----- DATASET RECORDS -----
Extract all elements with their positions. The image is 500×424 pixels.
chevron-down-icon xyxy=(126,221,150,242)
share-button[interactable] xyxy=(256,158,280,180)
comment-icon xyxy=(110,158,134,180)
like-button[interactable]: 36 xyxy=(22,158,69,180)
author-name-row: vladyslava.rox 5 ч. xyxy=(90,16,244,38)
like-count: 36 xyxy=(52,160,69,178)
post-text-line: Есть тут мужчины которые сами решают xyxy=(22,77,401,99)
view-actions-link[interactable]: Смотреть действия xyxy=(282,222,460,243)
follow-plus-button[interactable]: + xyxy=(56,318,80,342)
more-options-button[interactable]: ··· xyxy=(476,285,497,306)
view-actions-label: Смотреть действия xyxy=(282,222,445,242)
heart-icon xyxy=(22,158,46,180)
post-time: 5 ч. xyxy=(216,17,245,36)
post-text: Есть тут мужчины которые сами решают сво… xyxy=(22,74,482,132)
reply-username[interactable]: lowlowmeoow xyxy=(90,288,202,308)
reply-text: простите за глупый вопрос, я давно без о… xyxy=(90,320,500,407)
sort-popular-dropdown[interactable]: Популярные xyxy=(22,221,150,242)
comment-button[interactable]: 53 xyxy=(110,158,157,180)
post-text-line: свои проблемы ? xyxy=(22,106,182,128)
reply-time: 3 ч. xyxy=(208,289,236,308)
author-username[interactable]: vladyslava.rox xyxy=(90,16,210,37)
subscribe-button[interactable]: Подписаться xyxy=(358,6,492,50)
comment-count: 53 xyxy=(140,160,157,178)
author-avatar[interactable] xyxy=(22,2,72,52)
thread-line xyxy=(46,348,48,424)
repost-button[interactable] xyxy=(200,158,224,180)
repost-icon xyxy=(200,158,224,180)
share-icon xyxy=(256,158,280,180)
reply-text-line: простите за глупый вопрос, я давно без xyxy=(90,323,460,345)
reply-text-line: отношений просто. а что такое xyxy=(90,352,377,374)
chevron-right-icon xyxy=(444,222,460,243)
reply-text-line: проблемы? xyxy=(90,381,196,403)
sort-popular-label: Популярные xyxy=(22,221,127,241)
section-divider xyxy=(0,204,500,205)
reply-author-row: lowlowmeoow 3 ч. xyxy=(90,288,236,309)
-----
> TO BE DONE: Update the data above so that every "interactable" reads "clickable", leaving everything else unchanged.

> TASK RESPONSE:
Extract all elements with their positions. The image is 500×424 pixels.
chevron-down-icon xyxy=(126,221,150,242)
share-button[clickable] xyxy=(256,158,280,180)
comment-icon xyxy=(110,158,134,180)
like-button[clickable]: 36 xyxy=(22,158,69,180)
author-name-row: vladyslava.rox 5 ч. xyxy=(90,16,244,38)
like-count: 36 xyxy=(52,160,69,178)
post-text-line: Есть тут мужчины которые сами решают xyxy=(22,77,401,99)
view-actions-link[clickable]: Смотреть действия xyxy=(282,222,460,243)
follow-plus-button[clickable]: + xyxy=(56,318,80,342)
more-options-button[clickable]: ··· xyxy=(476,285,497,306)
view-actions-label: Смотреть действия xyxy=(282,222,445,242)
heart-icon xyxy=(22,158,46,180)
post-time: 5 ч. xyxy=(216,17,245,36)
post-text: Есть тут мужчины которые сами решают сво… xyxy=(22,74,482,132)
reply-username[clickable]: lowlowmeoow xyxy=(90,288,202,308)
reply-text: простите за глупый вопрос, я давно без о… xyxy=(90,320,500,407)
sort-popular-dropdown[clickable]: Популярные xyxy=(22,221,150,242)
comment-button[clickable]: 53 xyxy=(110,158,157,180)
post-text-line: свои проблемы ? xyxy=(22,106,182,128)
reply-time: 3 ч. xyxy=(208,289,236,308)
author-username[clickable]: vladyslava.rox xyxy=(90,16,210,37)
subscribe-button[clickable]: Подписаться xyxy=(358,6,492,50)
comment-count: 53 xyxy=(140,160,157,178)
author-avatar[clickable] xyxy=(22,2,72,52)
thread-line xyxy=(46,348,48,424)
repost-button[clickable] xyxy=(200,158,224,180)
repost-icon xyxy=(200,158,224,180)
share-icon xyxy=(256,158,280,180)
reply-text-line: простите за глупый вопрос, я давно без xyxy=(90,323,460,345)
reply-text-line: отношений просто. а что такое xyxy=(90,352,377,374)
chevron-right-icon xyxy=(444,222,460,243)
reply-text-line: проблемы? xyxy=(90,381,196,403)
sort-popular-label: Популярные xyxy=(22,221,127,241)
section-divider xyxy=(0,204,500,205)
reply-author-row: lowlowmeoow 3 ч. xyxy=(90,288,236,309)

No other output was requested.